## JOB
Whenever a line contains the string "Textvorlage", copy it out of the entries.

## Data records
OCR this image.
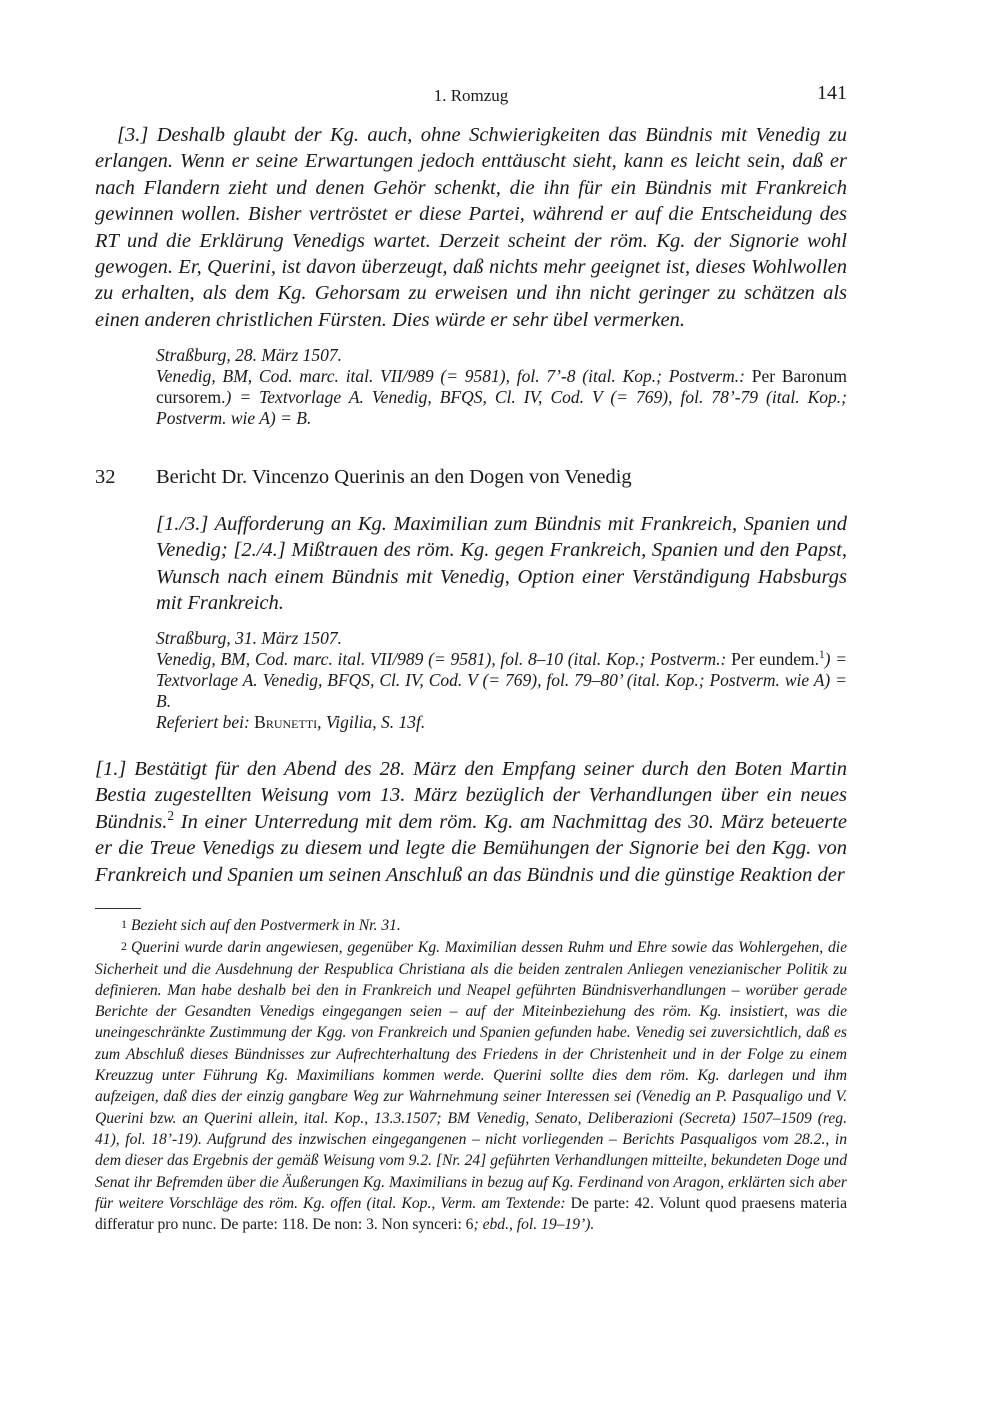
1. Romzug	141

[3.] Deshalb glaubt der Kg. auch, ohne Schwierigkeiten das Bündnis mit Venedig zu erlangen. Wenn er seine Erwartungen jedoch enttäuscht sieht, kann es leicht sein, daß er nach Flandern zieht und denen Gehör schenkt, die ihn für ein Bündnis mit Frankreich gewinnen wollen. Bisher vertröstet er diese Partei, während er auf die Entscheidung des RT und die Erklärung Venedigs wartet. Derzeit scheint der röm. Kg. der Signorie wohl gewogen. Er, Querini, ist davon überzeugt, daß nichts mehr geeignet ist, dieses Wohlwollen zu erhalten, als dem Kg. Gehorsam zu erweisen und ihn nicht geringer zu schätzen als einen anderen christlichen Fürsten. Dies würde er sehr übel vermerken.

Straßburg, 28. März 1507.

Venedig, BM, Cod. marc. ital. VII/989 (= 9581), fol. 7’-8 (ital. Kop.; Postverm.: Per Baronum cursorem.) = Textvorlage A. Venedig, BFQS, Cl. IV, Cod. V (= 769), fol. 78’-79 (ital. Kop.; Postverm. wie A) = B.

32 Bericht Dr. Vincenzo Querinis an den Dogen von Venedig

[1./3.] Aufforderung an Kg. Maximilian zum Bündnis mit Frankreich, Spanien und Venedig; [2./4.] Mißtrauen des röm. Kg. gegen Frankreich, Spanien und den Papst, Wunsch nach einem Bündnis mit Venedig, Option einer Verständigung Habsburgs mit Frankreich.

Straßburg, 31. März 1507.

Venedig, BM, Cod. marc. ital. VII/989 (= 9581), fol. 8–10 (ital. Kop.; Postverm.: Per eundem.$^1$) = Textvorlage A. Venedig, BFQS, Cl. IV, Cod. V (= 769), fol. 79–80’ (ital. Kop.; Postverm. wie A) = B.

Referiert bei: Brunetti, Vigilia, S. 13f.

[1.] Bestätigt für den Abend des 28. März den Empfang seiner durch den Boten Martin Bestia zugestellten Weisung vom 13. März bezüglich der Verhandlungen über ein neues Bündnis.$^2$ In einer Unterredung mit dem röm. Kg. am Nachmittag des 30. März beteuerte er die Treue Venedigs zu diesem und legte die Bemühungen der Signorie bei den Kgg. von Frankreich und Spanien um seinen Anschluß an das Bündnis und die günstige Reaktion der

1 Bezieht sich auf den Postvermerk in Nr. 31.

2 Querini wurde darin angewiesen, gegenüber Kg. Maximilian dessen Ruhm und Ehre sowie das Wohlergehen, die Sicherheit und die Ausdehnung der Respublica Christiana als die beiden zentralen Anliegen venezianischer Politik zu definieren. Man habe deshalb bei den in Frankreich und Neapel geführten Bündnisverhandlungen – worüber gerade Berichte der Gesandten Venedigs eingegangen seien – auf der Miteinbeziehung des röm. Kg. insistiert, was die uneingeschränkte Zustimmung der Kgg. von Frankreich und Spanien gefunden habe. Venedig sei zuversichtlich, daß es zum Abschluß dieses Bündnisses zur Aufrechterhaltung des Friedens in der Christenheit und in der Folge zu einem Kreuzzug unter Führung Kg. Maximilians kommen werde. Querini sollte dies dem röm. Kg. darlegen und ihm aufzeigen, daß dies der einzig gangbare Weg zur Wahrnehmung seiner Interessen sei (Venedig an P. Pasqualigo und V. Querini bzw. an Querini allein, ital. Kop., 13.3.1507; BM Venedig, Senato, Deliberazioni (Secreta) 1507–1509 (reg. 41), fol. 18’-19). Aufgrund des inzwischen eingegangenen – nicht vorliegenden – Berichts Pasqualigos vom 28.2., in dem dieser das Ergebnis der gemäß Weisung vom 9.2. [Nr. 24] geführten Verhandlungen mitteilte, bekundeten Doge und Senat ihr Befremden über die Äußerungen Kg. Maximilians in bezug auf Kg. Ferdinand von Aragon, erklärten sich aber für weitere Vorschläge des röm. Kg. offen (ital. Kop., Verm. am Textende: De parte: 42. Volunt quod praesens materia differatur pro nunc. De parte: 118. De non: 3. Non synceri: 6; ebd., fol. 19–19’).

## FULL OUTPUT
Venedig, BM, Cod. marc. ital. VII/989 (= 9581), fol. 7’-8 (ital. Kop.; Postverm.: Per Baronum cursorem.) = Textvorlage A. Venedig, BFQS, Cl. IV, Cod. V (= 769), fol. 78’-79 (ital. Kop.; Postverm. wie A) = B.
Venedig, BM, Cod. marc. ital. VII/989 (= 9581), fol. 8–10 (ital. Kop.; Postverm.: Per eundem.$^1$) = Textvorlage A. Venedig, BFQS, Cl. IV, Cod. V (= 769), fol. 79–80’ (ital. Kop.; Postverm. wie A) = B.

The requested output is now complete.